### Your objective
Restate the full set of records exactly, without adding or dropping a word.

(Data records)

-*-

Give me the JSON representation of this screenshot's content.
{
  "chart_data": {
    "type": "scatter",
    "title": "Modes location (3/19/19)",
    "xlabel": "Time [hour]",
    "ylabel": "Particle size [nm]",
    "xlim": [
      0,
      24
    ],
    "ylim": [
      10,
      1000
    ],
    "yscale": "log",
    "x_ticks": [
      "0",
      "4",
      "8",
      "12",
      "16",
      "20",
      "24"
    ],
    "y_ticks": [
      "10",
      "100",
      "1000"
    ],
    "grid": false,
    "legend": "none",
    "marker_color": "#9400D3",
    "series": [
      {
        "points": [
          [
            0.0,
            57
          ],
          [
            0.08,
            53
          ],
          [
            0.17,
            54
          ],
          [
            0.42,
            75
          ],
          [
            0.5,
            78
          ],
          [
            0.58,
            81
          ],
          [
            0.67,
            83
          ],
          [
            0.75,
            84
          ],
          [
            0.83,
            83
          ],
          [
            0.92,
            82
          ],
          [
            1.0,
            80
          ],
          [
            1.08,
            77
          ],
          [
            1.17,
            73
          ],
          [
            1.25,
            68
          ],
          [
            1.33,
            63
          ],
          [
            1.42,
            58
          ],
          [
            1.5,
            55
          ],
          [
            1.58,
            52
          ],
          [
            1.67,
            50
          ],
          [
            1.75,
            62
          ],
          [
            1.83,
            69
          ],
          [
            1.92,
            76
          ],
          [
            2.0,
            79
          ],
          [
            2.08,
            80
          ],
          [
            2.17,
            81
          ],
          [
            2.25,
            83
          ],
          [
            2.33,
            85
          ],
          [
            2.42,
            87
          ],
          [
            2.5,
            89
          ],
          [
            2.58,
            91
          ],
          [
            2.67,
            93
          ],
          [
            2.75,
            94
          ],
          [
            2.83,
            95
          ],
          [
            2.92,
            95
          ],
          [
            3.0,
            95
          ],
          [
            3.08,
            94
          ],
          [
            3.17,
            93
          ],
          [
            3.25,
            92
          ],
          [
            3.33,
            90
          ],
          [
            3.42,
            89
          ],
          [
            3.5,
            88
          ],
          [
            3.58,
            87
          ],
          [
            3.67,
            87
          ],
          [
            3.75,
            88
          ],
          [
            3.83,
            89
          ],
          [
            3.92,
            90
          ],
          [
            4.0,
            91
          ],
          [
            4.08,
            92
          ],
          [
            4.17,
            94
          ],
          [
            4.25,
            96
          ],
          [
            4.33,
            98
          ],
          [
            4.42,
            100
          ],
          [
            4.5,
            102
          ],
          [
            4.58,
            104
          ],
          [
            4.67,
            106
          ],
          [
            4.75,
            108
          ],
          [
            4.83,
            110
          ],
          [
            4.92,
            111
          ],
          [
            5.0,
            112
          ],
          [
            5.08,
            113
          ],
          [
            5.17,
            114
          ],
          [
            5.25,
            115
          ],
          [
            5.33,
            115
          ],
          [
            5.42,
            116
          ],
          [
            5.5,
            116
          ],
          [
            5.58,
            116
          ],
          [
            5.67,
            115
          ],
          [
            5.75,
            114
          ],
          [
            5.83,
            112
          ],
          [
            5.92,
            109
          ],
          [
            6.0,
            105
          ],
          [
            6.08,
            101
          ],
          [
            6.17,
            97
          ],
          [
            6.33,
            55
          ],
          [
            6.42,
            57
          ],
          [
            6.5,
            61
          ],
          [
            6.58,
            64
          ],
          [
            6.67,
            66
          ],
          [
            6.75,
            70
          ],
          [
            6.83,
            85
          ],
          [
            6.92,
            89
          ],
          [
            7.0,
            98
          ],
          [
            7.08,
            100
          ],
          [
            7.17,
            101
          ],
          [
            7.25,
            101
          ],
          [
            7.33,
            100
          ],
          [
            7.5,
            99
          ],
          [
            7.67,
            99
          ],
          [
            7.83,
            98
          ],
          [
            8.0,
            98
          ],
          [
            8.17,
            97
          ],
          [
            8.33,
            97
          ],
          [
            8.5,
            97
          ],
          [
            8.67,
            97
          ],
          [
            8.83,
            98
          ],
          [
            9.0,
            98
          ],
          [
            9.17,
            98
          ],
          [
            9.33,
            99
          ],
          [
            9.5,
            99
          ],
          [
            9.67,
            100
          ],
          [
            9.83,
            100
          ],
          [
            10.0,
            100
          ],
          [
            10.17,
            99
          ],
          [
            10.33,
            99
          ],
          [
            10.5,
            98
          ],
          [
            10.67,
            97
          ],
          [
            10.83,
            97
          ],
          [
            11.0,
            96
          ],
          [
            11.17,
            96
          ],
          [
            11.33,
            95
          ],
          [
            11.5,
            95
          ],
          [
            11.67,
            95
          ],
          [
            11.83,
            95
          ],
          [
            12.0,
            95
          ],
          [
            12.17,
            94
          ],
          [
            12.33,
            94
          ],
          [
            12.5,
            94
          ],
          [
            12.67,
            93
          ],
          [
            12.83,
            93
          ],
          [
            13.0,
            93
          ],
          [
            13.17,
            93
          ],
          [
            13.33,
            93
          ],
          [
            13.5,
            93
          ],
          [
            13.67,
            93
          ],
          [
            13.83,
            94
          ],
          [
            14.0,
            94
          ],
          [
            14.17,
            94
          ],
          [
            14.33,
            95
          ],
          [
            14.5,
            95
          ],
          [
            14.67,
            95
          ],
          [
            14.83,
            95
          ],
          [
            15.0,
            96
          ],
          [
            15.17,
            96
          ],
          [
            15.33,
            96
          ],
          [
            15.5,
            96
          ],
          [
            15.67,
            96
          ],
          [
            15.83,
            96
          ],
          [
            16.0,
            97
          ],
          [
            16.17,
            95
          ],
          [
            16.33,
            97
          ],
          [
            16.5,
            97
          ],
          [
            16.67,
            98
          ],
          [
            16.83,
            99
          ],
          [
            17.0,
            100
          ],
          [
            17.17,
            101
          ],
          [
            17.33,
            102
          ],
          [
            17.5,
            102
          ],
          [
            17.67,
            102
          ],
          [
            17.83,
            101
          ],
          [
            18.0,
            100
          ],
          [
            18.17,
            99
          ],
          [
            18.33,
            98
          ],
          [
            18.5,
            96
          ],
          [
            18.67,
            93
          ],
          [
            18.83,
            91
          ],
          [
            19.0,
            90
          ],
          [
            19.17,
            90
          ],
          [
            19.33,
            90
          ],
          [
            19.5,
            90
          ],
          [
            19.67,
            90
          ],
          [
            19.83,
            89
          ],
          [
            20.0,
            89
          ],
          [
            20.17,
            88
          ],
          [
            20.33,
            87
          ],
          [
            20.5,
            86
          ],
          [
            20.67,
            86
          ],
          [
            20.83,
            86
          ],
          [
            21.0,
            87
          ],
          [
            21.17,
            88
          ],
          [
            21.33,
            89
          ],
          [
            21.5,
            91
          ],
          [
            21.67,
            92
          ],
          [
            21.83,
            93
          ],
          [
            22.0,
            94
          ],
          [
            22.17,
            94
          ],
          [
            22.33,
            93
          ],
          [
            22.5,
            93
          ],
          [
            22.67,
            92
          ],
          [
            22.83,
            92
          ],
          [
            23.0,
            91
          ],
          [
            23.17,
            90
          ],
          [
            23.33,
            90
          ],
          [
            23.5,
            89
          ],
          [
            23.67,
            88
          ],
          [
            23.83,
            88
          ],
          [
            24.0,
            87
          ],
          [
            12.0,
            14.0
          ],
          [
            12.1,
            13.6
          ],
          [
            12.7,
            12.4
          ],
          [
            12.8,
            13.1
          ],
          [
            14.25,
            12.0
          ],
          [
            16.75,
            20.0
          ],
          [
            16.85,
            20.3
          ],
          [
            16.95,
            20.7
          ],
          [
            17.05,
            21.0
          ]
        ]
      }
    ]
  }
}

-*-

### Output
Give me the JSON representation of this screenshot's content.
{
  "chart_data": {
    "type": "scatter",
    "title": "Modes location (3/19/19)",
    "xlabel": "Time [hour]",
    "ylabel": "Particle size [nm]",
    "xlim": [
      0,
      24
    ],
    "ylim": [
      10,
      1000
    ],
    "yscale": "log",
    "x_ticks": [
      "0",
      "4",
      "8",
      "12",
      "16",
      "20",
      "24"
    ],
    "y_ticks": [
      "10",
      "100",
      "1000"
    ],
    "grid": false,
    "legend": "none",
    "marker_color": "#9400D3",
    "series": [
      {
        "points": [
          [
            0.0,
            57
          ],
          [
            0.08,
            53
          ],
          [
            0.17,
            54
          ],
          [
            0.42,
            75
          ],
          [
            0.5,
            78
          ],
          [
            0.58,
            81
          ],
          [
            0.67,
            83
          ],
          [
            0.75,
            84
          ],
          [
            0.83,
            83
          ],
          [
            0.92,
            82
          ],
          [
            1.0,
            80
          ],
          [
            1.08,
            77
          ],
          [
            1.17,
            73
          ],
          [
            1.25,
            68
          ],
          [
            1.33,
            63
          ],
          [
            1.42,
            58
          ],
          [
            1.5,
            55
          ],
          [
            1.58,
            52
          ],
          [
            1.67,
            50
          ],
          [
            1.75,
            62
          ],
          [
            1.83,
            69
          ],
          [
            1.92,
            76
          ],
          [
            2.0,
            79
          ],
          [
            2.08,
            80
          ],
          [
            2.17,
            81
          ],
          [
            2.25,
            83
          ],
          [
            2.33,
            85
          ],
          [
            2.42,
            87
          ],
          [
            2.5,
            89
          ],
          [
            2.58,
            91
          ],
          [
            2.67,
            93
          ],
          [
            2.75,
            94
          ],
          [
            2.83,
            95
          ],
          [
            2.92,
            95
          ],
          [
            3.0,
            95
          ],
          [
            3.08,
            94
          ],
          [
            3.17,
            93
          ],
          [
            3.25,
            92
          ],
          [
            3.33,
            90
          ],
          [
            3.42,
            89
          ],
          [
            3.5,
            88
          ],
          [
            3.58,
            87
          ],
          [
            3.67,
            87
          ],
          [
            3.75,
            88
          ],
          [
            3.83,
            89
          ],
          [
            3.92,
            90
          ],
          [
            4.0,
            91
          ],
          [
            4.08,
            92
          ],
          [
            4.17,
            94
          ],
          [
            4.25,
            96
          ],
          [
            4.33,
            98
          ],
          [
            4.42,
            100
          ],
          [
            4.5,
            102
          ],
          [
            4.58,
            104
          ],
          [
            4.67,
            106
          ],
          [
            4.75,
            108
          ],
          [
            4.83,
            110
          ],
          [
            4.92,
            111
          ],
          [
            5.0,
            112
          ],
          [
            5.08,
            113
          ],
          [
            5.17,
            114
          ],
          [
            5.25,
            115
          ],
          [
            5.33,
            115
          ],
          [
            5.42,
            116
          ],
          [
            5.5,
            116
          ],
          [
            5.58,
            116
          ],
          [
            5.67,
            115
          ],
          [
            5.75,
            114
          ],
          [
            5.83,
            112
          ],
          [
            5.92,
            109
          ],
          [
            6.0,
            105
          ],
          [
            6.08,
            101
          ],
          [
            6.17,
            97
          ],
          [
            6.33,
            55
          ],
          [
            6.42,
            57
          ],
          [
            6.5,
            61
          ],
          [
            6.58,
            64
          ],
          [
            6.67,
            66
          ],
          [
            6.75,
            70
          ],
          [
            6.83,
            85
          ],
          [
            6.92,
            89
          ],
          [
            7.0,
            98
          ],
          [
            7.08,
            100
          ],
          [
            7.17,
            101
          ],
          [
            7.25,
            101
          ],
          [
            7.33,
            100
          ],
          [
            7.5,
            99
          ],
          [
            7.67,
            99
          ],
          [
            7.83,
            98
          ],
          [
            8.0,
            98
          ],
          [
            8.17,
            97
          ],
          [
            8.33,
            97
          ],
          [
            8.5,
            97
          ],
          [
            8.67,
            97
          ],
          [
            8.83,
            98
          ],
          [
            9.0,
            98
          ],
          [
            9.17,
            98
          ],
          [
            9.33,
            99
          ],
          [
            9.5,
            99
          ],
          [
            9.67,
            100
          ],
          [
            9.83,
            100
          ],
          [
            10.0,
            100
          ],
          [
            10.17,
            99
          ],
          [
            10.33,
            99
          ],
          [
            10.5,
            98
          ],
          [
            10.67,
            97
          ],
          [
            10.83,
            97
          ],
          [
            11.0,
            96
          ],
          [
            11.17,
            96
          ],
          [
            11.33,
            95
          ],
          [
            11.5,
            95
          ],
          [
            11.67,
            95
          ],
          [
            11.83,
            95
          ],
          [
            12.0,
            95
          ],
          [
            12.17,
            94
          ],
          [
            12.33,
            94
          ],
          [
            12.5,
            94
          ],
          [
            12.67,
            93
          ],
          [
            12.83,
            93
          ],
          [
            13.0,
            93
          ],
          [
            13.17,
            93
          ],
          [
            13.33,
            93
          ],
          [
            13.5,
            93
          ],
          [
            13.67,
            93
          ],
          [
            13.83,
            94
          ],
          [
            14.0,
            94
          ],
          [
            14.17,
            94
          ],
          [
            14.33,
            95
          ],
          [
            14.5,
            95
          ],
          [
            14.67,
            95
          ],
          [
            14.83,
            95
          ],
          [
            15.0,
            96
          ],
          [
            15.17,
            96
          ],
          [
            15.33,
            96
          ],
          [
            15.5,
            96
          ],
          [
            15.67,
            96
          ],
          [
            15.83,
            96
          ],
          [
            16.0,
            97
          ],
          [
            16.17,
            95
          ],
          [
            16.33,
            97
          ],
          [
            16.5,
            97
          ],
          [
            16.67,
            98
          ],
          [
            16.83,
            99
          ],
          [
            17.0,
            100
          ],
          [
            17.17,
            101
          ],
          [
            17.33,
            102
          ],
          [
            17.5,
            102
          ],
          [
            17.67,
            102
          ],
          [
            17.83,
            101
          ],
          [
            18.0,
            100
          ],
          [
            18.17,
            99
          ],
          [
            18.33,
            98
          ],
          [
            18.5,
            96
          ],
          [
            18.67,
            93
          ],
          [
            18.83,
            91
          ],
          [
            19.0,
            90
          ],
          [
            19.17,
            90
          ],
          [
            19.33,
            90
          ],
          [
            19.5,
            90
          ],
          [
            19.67,
            90
          ],
          [
            19.83,
            89
          ],
          [
            20.0,
            89
          ],
          [
            20.17,
            88
          ],
          [
            20.33,
            87
          ],
          [
            20.5,
            86
          ],
          [
            20.67,
            86
          ],
          [
            20.83,
            86
          ],
          [
            21.0,
            87
          ],
          [
            21.17,
            88
          ],
          [
            21.33,
            89
          ],
          [
            21.5,
            91
          ],
          [
            21.67,
            92
          ],
          [
            21.83,
            93
          ],
          [
            22.0,
            94
          ],
          [
            22.17,
            94
          ],
          [
            22.33,
            93
          ],
          [
            22.5,
            93
          ],
          [
            22.67,
            92
          ],
          [
            22.83,
            92
          ],
          [
            23.0,
            91
          ],
          [
            23.17,
            90
          ],
          [
            23.33,
            90
          ],
          [
            23.5,
            89
          ],
          [
            23.67,
            88
          ],
          [
            23.83,
            88
          ],
          [
            24.0,
            87
          ],
          [
            12.0,
            14.0
          ],
          [
            12.1,
            13.6
          ],
          [
            12.7,
            12.4
          ],
          [
            12.8,
            13.1
          ],
          [
            14.25,
            12.0
          ],
          [
            16.75,
            20.0
          ],
          [
            16.85,
            20.3
          ],
          [
            16.95,
            20.7
          ],
          [
            17.05,
            21.0
          ]
        ]
      }
    ]
  }
}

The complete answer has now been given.